→ Problem description: Where the data below has the string "from", return the whole line.
*-*-*
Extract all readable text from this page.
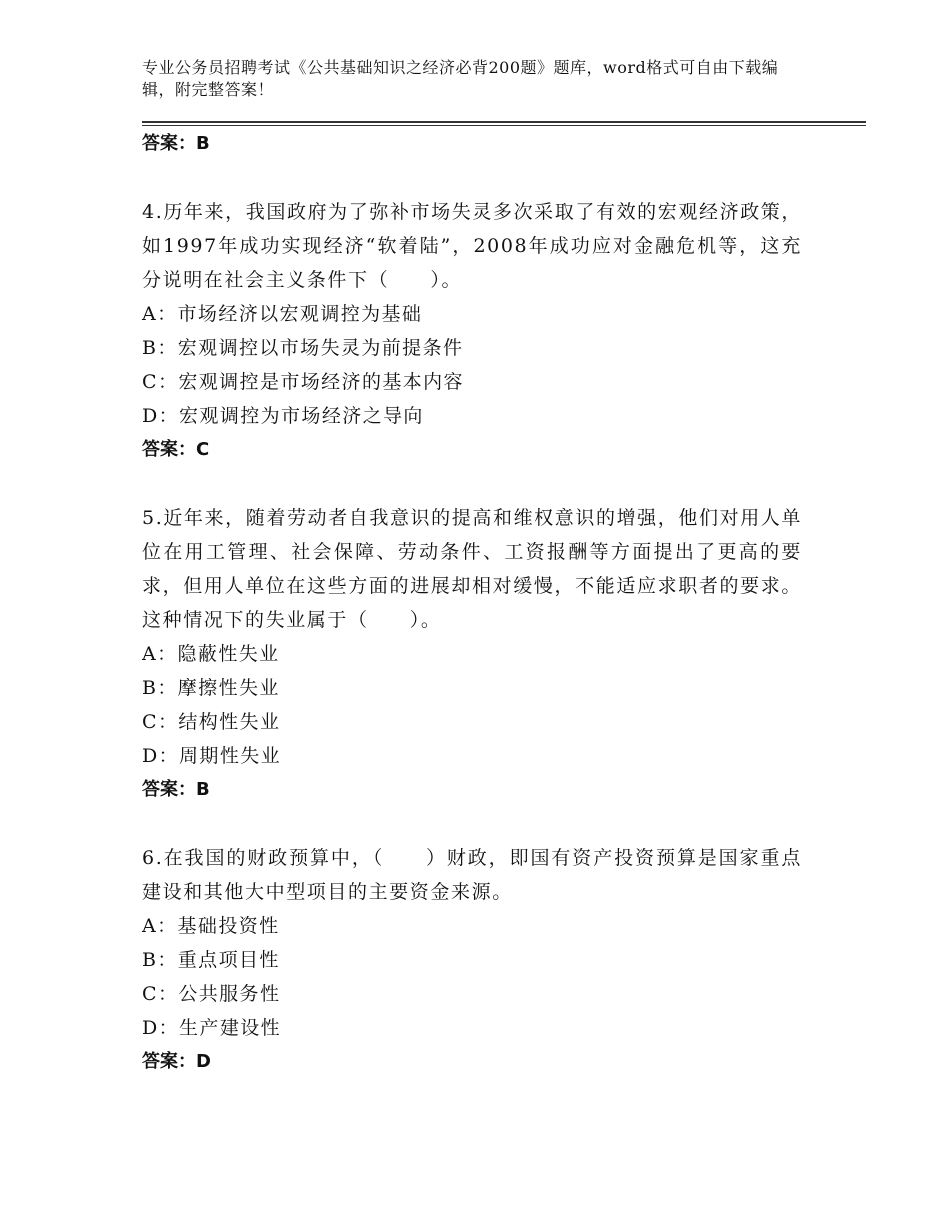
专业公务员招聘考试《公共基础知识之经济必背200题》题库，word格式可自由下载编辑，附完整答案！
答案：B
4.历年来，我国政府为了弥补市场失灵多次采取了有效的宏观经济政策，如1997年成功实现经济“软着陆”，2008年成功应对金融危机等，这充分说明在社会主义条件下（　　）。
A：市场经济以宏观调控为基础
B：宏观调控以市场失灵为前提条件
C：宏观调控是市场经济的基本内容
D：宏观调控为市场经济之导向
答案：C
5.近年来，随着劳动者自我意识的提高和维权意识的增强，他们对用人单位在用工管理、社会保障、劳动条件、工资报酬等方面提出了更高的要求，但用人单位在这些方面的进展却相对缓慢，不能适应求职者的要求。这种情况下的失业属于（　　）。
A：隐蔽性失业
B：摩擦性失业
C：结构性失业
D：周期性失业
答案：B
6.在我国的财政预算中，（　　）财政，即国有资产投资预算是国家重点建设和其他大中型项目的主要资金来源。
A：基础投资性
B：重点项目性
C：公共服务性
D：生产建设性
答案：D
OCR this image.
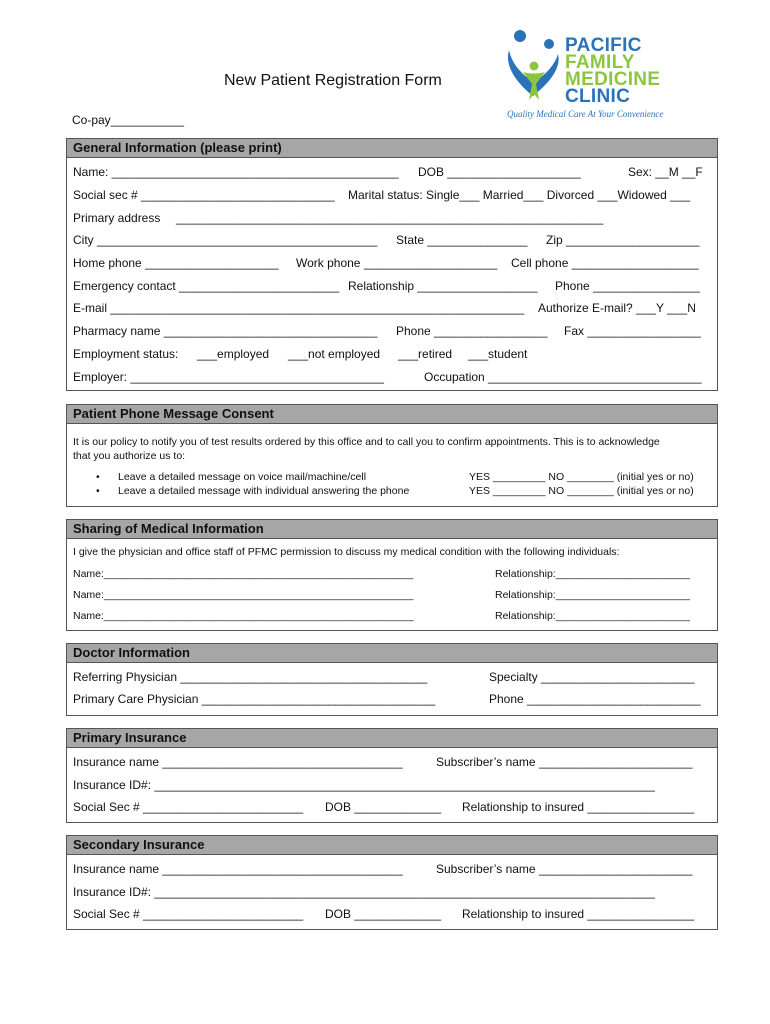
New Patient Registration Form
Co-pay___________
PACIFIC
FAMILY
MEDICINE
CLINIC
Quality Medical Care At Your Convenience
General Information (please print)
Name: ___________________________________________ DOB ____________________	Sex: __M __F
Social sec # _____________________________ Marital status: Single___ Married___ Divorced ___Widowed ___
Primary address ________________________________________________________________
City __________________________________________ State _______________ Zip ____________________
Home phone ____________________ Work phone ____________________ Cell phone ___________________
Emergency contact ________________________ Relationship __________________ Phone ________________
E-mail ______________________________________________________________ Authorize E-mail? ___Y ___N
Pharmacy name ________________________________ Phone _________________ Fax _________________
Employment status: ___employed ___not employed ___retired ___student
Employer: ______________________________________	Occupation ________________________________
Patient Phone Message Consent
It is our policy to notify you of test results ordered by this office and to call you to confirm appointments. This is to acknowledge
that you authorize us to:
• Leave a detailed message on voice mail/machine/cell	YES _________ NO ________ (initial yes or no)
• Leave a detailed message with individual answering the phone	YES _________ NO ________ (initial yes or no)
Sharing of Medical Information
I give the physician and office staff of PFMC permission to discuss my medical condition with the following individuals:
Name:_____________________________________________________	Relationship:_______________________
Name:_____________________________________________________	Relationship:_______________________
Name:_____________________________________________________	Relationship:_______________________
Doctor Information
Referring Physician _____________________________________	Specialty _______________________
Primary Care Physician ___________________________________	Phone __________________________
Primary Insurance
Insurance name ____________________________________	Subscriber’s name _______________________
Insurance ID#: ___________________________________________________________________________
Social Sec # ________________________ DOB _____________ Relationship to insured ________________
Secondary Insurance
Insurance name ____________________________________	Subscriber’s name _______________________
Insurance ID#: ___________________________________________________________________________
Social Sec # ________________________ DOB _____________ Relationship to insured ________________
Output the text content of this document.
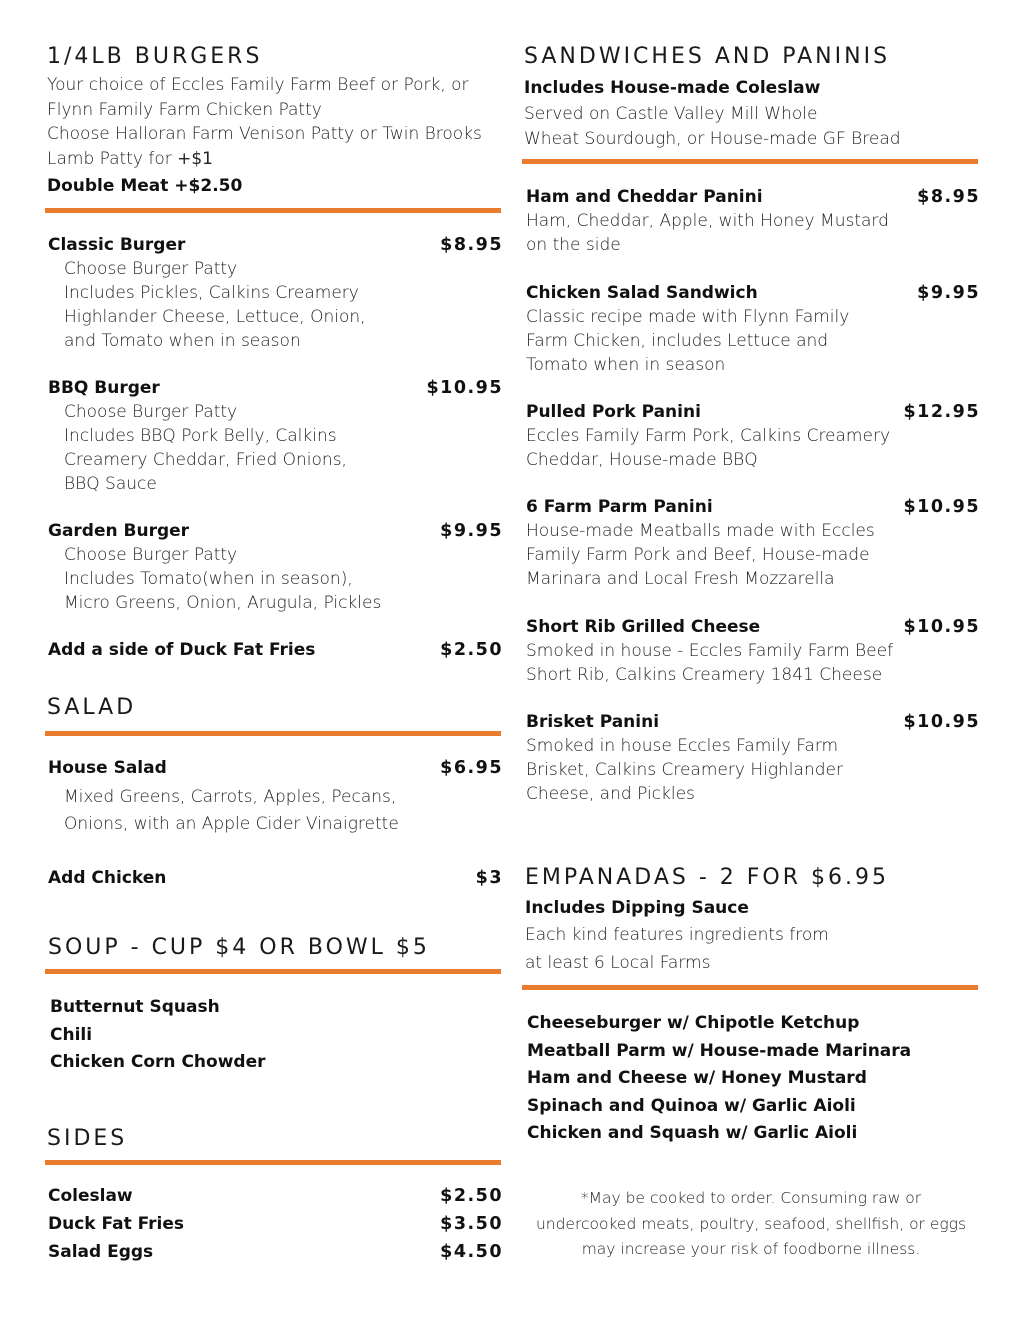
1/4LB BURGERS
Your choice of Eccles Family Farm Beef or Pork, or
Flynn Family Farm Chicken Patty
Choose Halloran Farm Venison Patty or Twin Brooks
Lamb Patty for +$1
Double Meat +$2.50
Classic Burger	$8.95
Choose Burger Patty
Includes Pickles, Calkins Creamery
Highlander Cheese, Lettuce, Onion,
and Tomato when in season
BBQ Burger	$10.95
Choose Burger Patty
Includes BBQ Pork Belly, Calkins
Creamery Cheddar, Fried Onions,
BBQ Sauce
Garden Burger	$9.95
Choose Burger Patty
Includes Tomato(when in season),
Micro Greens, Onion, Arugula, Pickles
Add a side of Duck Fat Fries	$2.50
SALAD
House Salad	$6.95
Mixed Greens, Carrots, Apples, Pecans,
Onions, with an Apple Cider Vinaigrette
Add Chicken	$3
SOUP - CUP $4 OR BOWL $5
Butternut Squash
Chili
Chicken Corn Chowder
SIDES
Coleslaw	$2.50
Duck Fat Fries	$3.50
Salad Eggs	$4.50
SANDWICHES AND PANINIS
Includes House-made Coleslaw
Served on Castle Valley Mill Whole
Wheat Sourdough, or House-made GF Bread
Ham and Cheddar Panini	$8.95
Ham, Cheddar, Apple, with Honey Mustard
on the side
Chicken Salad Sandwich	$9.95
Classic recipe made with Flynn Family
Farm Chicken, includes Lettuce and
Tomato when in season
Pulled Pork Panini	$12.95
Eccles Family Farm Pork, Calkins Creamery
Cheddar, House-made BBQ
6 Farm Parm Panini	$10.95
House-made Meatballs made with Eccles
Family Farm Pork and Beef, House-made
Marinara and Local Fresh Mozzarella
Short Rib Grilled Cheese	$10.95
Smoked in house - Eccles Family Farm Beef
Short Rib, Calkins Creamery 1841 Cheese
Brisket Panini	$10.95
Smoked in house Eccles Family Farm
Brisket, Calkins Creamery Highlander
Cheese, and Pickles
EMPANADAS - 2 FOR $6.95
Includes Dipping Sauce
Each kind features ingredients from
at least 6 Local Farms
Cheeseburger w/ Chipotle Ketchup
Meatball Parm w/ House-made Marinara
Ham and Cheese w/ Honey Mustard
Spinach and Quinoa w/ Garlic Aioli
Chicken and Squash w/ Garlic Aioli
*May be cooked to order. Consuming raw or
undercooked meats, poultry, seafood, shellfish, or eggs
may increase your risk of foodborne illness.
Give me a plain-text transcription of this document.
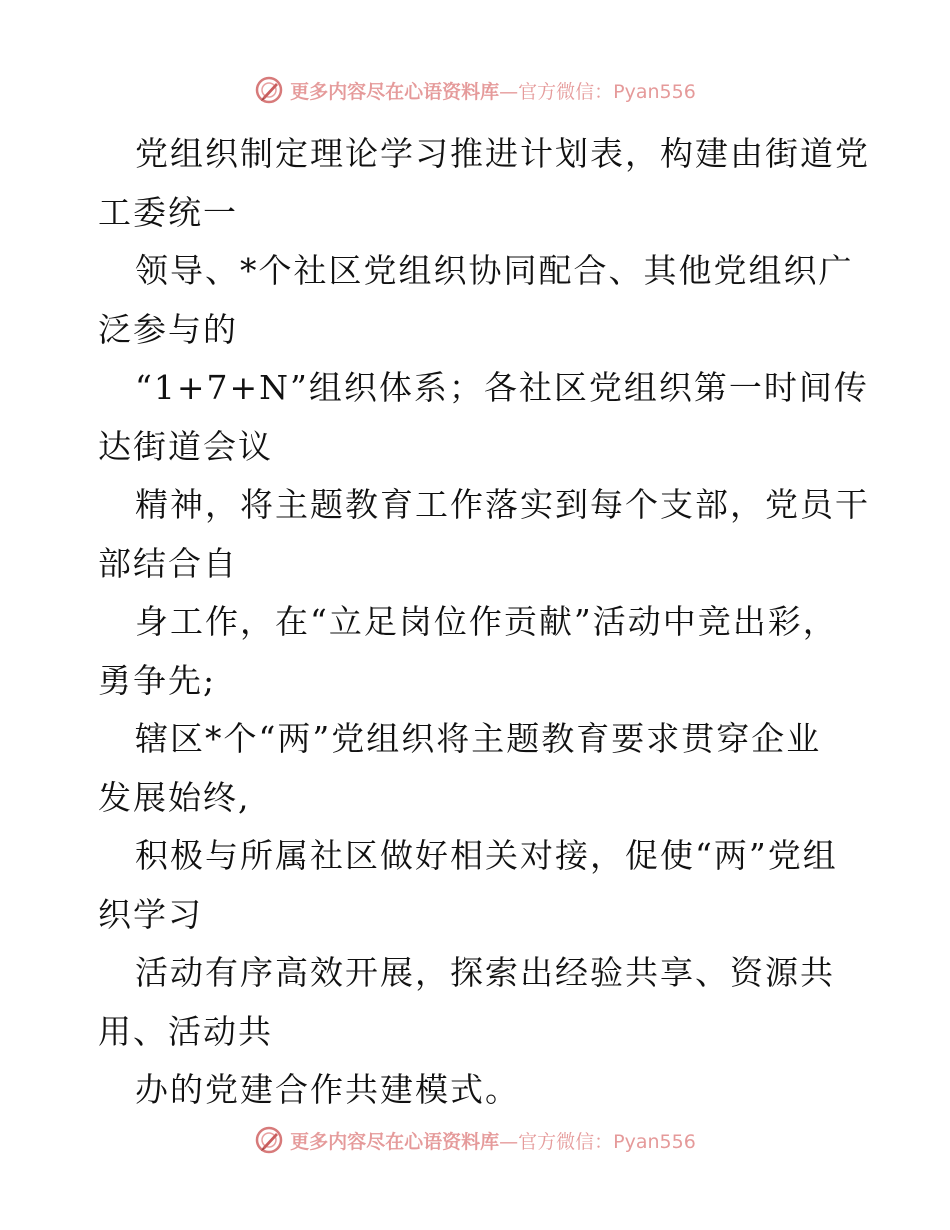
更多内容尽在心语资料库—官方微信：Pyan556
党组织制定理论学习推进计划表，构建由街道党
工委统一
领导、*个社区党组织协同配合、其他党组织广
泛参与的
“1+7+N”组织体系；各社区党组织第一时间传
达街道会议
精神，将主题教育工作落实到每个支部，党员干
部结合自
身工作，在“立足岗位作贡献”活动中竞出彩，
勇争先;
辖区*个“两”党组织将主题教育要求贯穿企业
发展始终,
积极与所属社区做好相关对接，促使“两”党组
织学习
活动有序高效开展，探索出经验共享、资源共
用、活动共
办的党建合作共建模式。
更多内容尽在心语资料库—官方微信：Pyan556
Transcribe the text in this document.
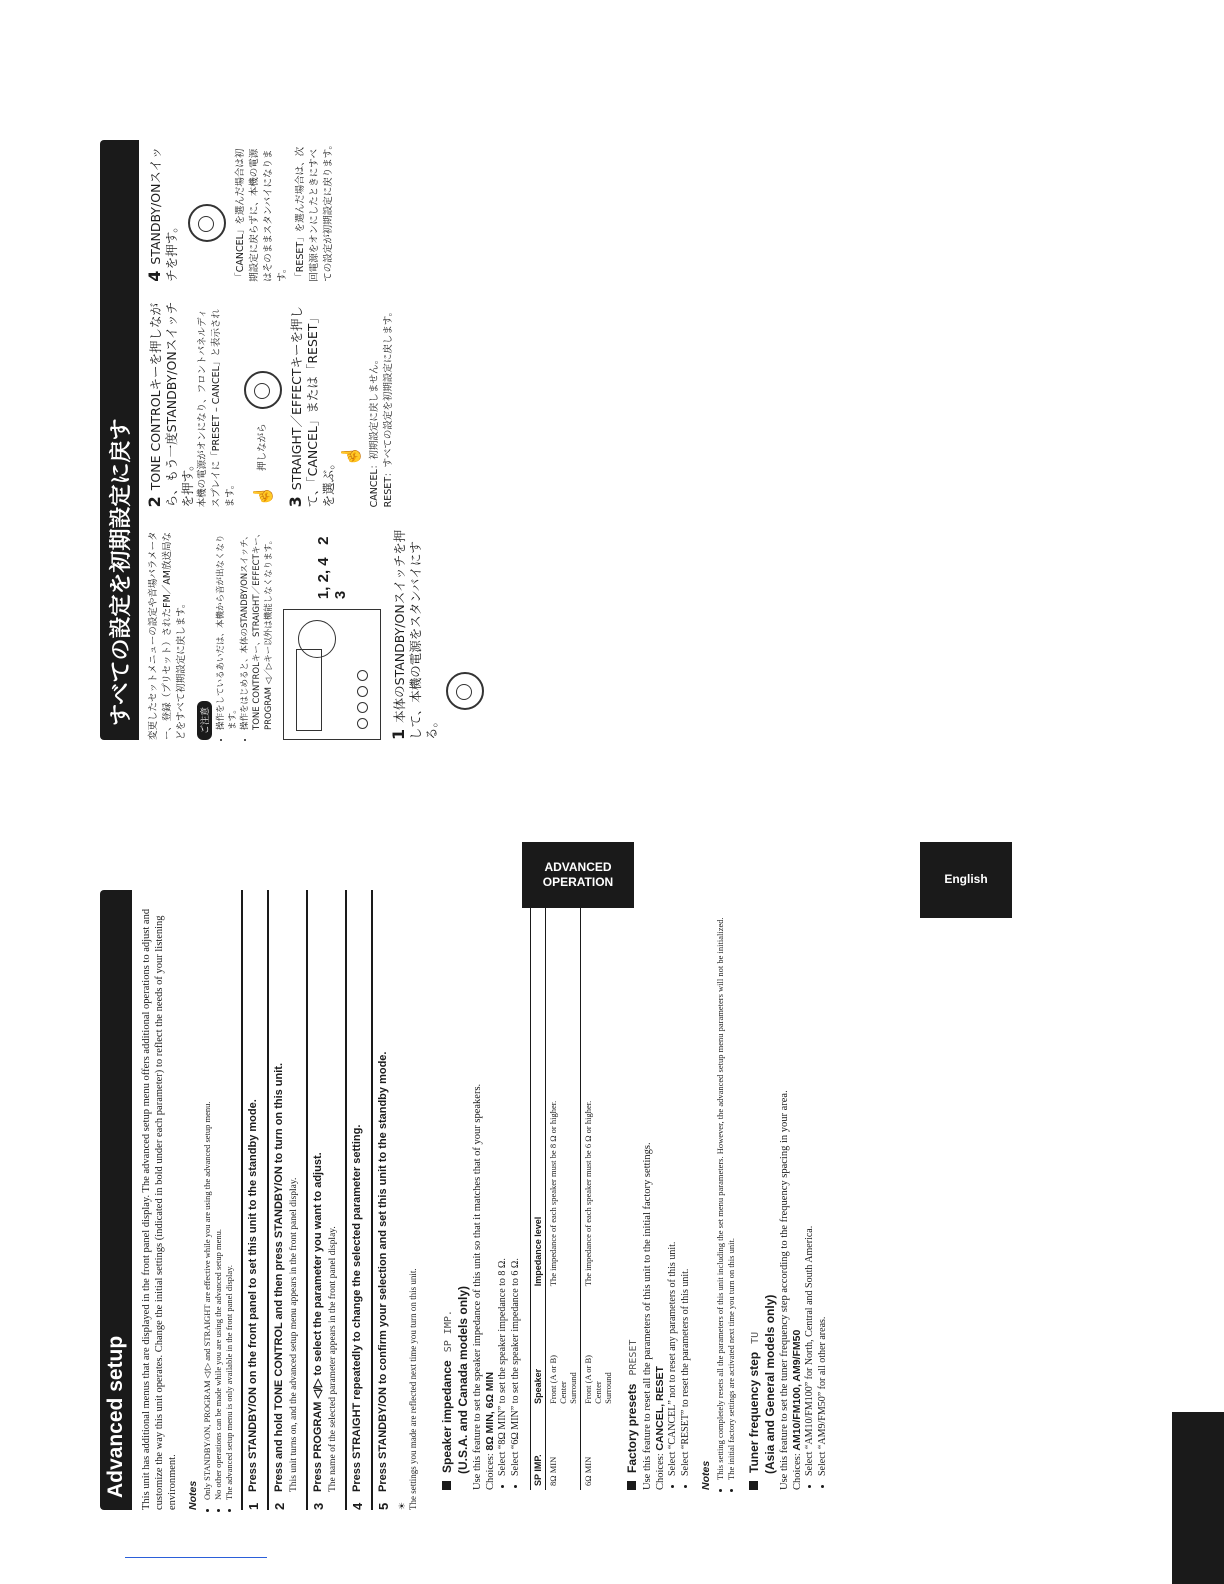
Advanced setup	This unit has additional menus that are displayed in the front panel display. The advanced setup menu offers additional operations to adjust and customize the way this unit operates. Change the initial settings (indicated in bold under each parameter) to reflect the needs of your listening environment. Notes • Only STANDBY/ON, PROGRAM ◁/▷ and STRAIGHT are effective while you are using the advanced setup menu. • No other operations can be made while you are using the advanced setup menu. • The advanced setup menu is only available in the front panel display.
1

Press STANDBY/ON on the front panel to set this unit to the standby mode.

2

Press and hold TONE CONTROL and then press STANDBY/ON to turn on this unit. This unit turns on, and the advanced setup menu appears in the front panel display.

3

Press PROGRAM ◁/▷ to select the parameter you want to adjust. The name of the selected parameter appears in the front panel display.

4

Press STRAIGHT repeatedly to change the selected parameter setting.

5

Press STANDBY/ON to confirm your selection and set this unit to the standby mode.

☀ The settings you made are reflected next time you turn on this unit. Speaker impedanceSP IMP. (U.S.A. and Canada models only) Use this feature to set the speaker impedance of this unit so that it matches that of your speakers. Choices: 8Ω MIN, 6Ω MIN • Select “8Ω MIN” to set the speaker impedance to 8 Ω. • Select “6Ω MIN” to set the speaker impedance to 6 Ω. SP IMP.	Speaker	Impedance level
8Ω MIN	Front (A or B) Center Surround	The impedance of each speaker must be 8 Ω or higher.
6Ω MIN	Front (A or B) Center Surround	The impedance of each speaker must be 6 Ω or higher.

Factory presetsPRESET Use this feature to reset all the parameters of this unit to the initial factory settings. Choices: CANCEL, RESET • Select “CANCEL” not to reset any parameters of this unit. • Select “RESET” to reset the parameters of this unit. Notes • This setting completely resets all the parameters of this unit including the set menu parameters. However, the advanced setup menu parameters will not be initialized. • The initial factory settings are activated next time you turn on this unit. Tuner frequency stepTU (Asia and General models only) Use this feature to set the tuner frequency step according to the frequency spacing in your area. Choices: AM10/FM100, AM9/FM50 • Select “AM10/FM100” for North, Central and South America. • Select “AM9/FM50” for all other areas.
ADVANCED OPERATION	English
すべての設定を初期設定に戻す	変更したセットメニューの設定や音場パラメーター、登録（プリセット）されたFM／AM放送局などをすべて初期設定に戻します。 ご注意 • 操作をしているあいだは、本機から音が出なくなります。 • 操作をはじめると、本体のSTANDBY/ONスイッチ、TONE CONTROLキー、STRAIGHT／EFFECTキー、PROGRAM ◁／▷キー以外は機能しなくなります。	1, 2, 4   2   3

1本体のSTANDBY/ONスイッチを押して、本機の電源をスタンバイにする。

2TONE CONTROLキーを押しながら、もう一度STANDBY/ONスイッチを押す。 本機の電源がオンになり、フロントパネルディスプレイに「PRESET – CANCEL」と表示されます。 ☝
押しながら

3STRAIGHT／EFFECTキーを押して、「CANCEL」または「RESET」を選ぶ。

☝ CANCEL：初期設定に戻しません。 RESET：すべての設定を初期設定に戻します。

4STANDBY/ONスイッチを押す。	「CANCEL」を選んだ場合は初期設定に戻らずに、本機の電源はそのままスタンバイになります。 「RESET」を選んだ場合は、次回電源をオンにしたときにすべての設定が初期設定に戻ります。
*-*-*
→ Task answer:
Extract all readable text from this page.
Each kind features ingredients from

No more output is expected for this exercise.